* **INSTRUCTIONS TO FOLLOW**
Every line in the listing is to be echoed verbatim.

* **INPUT RECORDS**
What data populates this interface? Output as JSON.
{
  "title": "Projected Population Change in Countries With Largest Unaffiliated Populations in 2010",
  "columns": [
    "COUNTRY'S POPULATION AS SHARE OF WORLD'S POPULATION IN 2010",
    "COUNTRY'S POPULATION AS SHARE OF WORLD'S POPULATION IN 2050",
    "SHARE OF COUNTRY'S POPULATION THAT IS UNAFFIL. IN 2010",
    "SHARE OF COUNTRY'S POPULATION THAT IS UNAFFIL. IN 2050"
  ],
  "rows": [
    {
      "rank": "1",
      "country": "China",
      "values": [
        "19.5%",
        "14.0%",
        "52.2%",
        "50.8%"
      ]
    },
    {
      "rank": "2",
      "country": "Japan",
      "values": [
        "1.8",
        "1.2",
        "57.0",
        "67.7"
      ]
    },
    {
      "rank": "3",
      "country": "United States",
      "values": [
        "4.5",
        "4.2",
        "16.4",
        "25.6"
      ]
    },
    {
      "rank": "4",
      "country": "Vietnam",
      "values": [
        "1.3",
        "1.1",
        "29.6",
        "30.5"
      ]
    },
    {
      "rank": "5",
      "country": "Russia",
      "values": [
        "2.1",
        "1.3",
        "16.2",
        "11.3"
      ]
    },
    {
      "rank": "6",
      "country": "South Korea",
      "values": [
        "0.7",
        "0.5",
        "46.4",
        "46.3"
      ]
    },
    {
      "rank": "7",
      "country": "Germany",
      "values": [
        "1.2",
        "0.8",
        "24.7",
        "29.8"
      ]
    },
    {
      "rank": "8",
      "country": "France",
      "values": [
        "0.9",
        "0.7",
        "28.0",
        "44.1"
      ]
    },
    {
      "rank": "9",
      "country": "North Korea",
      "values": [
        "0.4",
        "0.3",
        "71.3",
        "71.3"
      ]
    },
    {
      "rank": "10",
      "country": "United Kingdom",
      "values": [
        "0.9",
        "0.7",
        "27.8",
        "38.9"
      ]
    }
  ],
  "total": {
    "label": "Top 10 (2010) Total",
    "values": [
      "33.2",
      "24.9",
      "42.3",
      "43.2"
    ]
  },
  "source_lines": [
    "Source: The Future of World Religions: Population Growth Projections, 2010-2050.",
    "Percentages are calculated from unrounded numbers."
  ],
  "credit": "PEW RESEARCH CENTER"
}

* **REPLY TO THE TASK**
What data populates this interface? Output as JSON.
{
  "title": "Projected Population Change in Countries With Largest Unaffiliated Populations in 2010",
  "columns": [
    "COUNTRY'S POPULATION AS SHARE OF WORLD'S POPULATION IN 2010",
    "COUNTRY'S POPULATION AS SHARE OF WORLD'S POPULATION IN 2050",
    "SHARE OF COUNTRY'S POPULATION THAT IS UNAFFIL. IN 2010",
    "SHARE OF COUNTRY'S POPULATION THAT IS UNAFFIL. IN 2050"
  ],
  "rows": [
    {
      "rank": "1",
      "country": "China",
      "values": [
        "19.5%",
        "14.0%",
        "52.2%",
        "50.8%"
      ]
    },
    {
      "rank": "2",
      "country": "Japan",
      "values": [
        "1.8",
        "1.2",
        "57.0",
        "67.7"
      ]
    },
    {
      "rank": "3",
      "country": "United States",
      "values": [
        "4.5",
        "4.2",
        "16.4",
        "25.6"
      ]
    },
    {
      "rank": "4",
      "country": "Vietnam",
      "values": [
        "1.3",
        "1.1",
        "29.6",
        "30.5"
      ]
    },
    {
      "rank": "5",
      "country": "Russia",
      "values": [
        "2.1",
        "1.3",
        "16.2",
        "11.3"
      ]
    },
    {
      "rank": "6",
      "country": "South Korea",
      "values": [
        "0.7",
        "0.5",
        "46.4",
        "46.3"
      ]
    },
    {
      "rank": "7",
      "country": "Germany",
      "values": [
        "1.2",
        "0.8",
        "24.7",
        "29.8"
      ]
    },
    {
      "rank": "8",
      "country": "France",
      "values": [
        "0.9",
        "0.7",
        "28.0",
        "44.1"
      ]
    },
    {
      "rank": "9",
      "country": "North Korea",
      "values": [
        "0.4",
        "0.3",
        "71.3",
        "71.3"
      ]
    },
    {
      "rank": "10",
      "country": "United Kingdom",
      "values": [
        "0.9",
        "0.7",
        "27.8",
        "38.9"
      ]
    }
  ],
  "total": {
    "label": "Top 10 (2010) Total",
    "values": [
      "33.2",
      "24.9",
      "42.3",
      "43.2"
    ]
  },
  "source_lines": [
    "Source: The Future of World Religions: Population Growth Projections, 2010-2050.",
    "Percentages are calculated from unrounded numbers."
  ],
  "credit": "PEW RESEARCH CENTER"
}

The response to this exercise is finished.